## EXERCISE TASK
Take all the material and copy it exactly.

--- START OF EXTRACTED DATA ---

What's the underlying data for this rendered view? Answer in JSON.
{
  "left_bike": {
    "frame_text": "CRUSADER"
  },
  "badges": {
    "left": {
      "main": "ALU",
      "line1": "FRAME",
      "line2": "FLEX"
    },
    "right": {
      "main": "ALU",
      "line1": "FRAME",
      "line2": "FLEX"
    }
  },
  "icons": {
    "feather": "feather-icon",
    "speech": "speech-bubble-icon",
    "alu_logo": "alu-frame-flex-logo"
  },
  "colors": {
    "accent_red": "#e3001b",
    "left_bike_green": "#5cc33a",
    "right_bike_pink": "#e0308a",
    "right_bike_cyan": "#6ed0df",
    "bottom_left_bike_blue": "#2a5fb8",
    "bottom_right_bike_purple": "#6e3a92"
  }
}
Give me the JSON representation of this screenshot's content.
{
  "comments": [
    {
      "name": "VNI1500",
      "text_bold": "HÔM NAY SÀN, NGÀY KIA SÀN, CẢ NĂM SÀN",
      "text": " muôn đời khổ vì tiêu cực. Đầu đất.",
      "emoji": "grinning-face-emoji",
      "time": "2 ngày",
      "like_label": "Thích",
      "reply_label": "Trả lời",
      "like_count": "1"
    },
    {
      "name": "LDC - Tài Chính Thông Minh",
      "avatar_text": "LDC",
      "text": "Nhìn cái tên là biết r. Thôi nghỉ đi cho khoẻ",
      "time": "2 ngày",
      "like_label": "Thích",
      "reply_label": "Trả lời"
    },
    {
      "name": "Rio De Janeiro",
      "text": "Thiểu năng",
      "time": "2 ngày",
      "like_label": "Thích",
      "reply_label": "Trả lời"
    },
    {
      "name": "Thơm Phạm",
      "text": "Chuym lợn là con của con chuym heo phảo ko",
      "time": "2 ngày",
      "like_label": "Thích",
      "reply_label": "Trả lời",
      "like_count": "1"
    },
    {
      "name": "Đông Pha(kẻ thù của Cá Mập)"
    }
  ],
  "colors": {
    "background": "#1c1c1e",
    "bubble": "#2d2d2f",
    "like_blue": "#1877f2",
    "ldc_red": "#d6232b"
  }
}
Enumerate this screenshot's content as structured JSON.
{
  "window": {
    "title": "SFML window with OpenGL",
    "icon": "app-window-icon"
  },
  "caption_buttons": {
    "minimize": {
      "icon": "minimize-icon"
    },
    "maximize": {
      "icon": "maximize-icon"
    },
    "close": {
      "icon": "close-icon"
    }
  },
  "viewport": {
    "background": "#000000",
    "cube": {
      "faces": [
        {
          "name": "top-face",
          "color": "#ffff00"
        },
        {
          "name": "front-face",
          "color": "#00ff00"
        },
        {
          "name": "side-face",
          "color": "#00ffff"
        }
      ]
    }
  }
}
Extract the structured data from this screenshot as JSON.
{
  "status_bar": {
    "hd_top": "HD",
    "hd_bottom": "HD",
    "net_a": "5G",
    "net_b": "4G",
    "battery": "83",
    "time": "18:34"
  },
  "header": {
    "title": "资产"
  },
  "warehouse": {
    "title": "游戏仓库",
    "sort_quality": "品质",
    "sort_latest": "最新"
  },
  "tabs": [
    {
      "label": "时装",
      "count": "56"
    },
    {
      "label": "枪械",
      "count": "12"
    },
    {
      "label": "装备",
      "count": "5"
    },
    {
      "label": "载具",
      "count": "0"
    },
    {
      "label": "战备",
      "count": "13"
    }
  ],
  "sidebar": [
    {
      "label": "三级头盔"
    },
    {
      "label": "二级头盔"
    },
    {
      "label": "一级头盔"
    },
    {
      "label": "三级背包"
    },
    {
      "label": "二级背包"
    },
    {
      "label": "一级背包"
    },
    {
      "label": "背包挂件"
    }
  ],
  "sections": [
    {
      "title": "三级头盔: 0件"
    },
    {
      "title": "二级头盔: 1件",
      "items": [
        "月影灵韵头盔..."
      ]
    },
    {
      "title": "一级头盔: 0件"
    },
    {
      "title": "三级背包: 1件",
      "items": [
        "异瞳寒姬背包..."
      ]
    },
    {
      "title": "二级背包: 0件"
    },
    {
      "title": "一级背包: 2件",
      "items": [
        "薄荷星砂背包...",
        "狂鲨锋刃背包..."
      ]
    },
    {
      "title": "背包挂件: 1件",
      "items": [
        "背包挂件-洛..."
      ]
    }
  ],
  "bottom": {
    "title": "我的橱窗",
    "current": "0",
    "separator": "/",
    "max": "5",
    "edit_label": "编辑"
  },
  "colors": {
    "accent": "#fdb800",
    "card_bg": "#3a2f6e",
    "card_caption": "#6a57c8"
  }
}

--- END OF EXTRACTED DATA ---

## FULL OUTPUT
What's the underlying data for this rendered view? Answer in JSON.
{
  "left_bike": {
    "frame_text": "CRUSADER"
  },
  "badges": {
    "left": {
      "main": "ALU",
      "line1": "FRAME",
      "line2": "FLEX"
    },
    "right": {
      "main": "ALU",
      "line1": "FRAME",
      "line2": "FLEX"
    }
  },
  "icons": {
    "feather": "feather-icon",
    "speech": "speech-bubble-icon",
    "alu_logo": "alu-frame-flex-logo"
  },
  "colors": {
    "accent_red": "#e3001b",
    "left_bike_green": "#5cc33a",
    "right_bike_pink": "#e0308a",
    "right_bike_cyan": "#6ed0df",
    "bottom_left_bike_blue": "#2a5fb8",
    "bottom_right_bike_purple": "#6e3a92"
  }
}
Give me the JSON representation of this screenshot's content.
{
  "comments": [
    {
      "name": "VNI1500",
      "text_bold": "HÔM NAY SÀN, NGÀY KIA SÀN, CẢ NĂM SÀN",
      "text": " muôn đời khổ vì tiêu cực. Đầu đất.",
      "emoji": "grinning-face-emoji",
      "time": "2 ngày",
      "like_label": "Thích",
      "reply_label": "Trả lời",
      "like_count": "1"
    },
    {
      "name": "LDC - Tài Chính Thông Minh",
      "avatar_text": "LDC",
      "text": "Nhìn cái tên là biết r. Thôi nghỉ đi cho khoẻ",
      "time": "2 ngày",
      "like_label": "Thích",
      "reply_label": "Trả lời"
    },
    {
      "name": "Rio De Janeiro",
      "text": "Thiểu năng",
      "time": "2 ngày",
      "like_label": "Thích",
      "reply_label": "Trả lời"
    },
    {
      "name": "Thơm Phạm",
      "text": "Chuym lợn là con của con chuym heo phảo ko",
      "time": "2 ngày",
      "like_label": "Thích",
      "reply_label": "Trả lời",
      "like_count": "1"
    },
    {
      "name": "Đông Pha(kẻ thù của Cá Mập)"
    }
  ],
  "colors": {
    "background": "#1c1c1e",
    "bubble": "#2d2d2f",
    "like_blue": "#1877f2",
    "ldc_red": "#d6232b"
  }
}
Enumerate this screenshot's content as structured JSON.
{
  "window": {
    "title": "SFML window with OpenGL",
    "icon": "app-window-icon"
  },
  "caption_buttons": {
    "minimize": {
      "icon": "minimize-icon"
    },
    "maximize": {
      "icon": "maximize-icon"
    },
    "close": {
      "icon": "close-icon"
    }
  },
  "viewport": {
    "background": "#000000",
    "cube": {
      "faces": [
        {
          "name": "top-face",
          "color": "#ffff00"
        },
        {
          "name": "front-face",
          "color": "#00ff00"
        },
        {
          "name": "side-face",
          "color": "#00ffff"
        }
      ]
    }
  }
}
Extract the structured data from this screenshot as JSON.
{
  "status_bar": {
    "hd_top": "HD",
    "hd_bottom": "HD",
    "net_a": "5G",
    "net_b": "4G",
    "battery": "83",
    "time": "18:34"
  },
  "header": {
    "title": "资产"
  },
  "warehouse": {
    "title": "游戏仓库",
    "sort_quality": "品质",
    "sort_latest": "最新"
  },
  "tabs": [
    {
      "label": "时装",
      "count": "56"
    },
    {
      "label": "枪械",
      "count": "12"
    },
    {
      "label": "装备",
      "count": "5"
    },
    {
      "label": "载具",
      "count": "0"
    },
    {
      "label": "战备",
      "count": "13"
    }
  ],
  "sidebar": [
    {
      "label": "三级头盔"
    },
    {
      "label": "二级头盔"
    },
    {
      "label": "一级头盔"
    },
    {
      "label": "三级背包"
    },
    {
      "label": "二级背包"
    },
    {
      "label": "一级背包"
    },
    {
      "label": "背包挂件"
    }
  ],
  "sections": [
    {
      "title": "三级头盔: 0件"
    },
    {
      "title": "二级头盔: 1件",
      "items": [
        "月影灵韵头盔..."
      ]
    },
    {
      "title": "一级头盔: 0件"
    },
    {
      "title": "三级背包: 1件",
      "items": [
        "异瞳寒姬背包..."
      ]
    },
    {
      "title": "二级背包: 0件"
    },
    {
      "title": "一级背包: 2件",
      "items": [
        "薄荷星砂背包...",
        "狂鲨锋刃背包..."
      ]
    },
    {
      "title": "背包挂件: 1件",
      "items": [
        "背包挂件-洛..."
      ]
    }
  ],
  "bottom": {
    "title": "我的橱窗",
    "current": "0",
    "separator": "/",
    "max": "5",
    "edit_label": "编辑"
  },
  "colors": {
    "accent": "#fdb800",
    "card_bg": "#3a2f6e",
    "card_caption": "#6a57c8"
  }
}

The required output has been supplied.